• Supplied entries:

..........

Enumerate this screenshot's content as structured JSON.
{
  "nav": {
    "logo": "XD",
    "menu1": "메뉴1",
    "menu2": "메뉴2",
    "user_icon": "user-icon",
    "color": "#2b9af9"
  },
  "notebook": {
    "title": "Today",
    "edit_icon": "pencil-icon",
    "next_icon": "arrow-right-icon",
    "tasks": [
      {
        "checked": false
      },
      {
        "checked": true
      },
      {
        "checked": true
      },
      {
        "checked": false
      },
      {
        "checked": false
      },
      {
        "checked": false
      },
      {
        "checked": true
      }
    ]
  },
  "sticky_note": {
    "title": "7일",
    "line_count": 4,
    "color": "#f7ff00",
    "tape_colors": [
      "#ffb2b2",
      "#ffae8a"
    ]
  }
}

..........

• What the task asks:
Using the listing, collect all lines in which the string "icon" is found.

• Solved problem:
    "user_icon": "user-icon",
    "edit_icon": "pencil-icon",
    "next_icon": "arrow-right-icon",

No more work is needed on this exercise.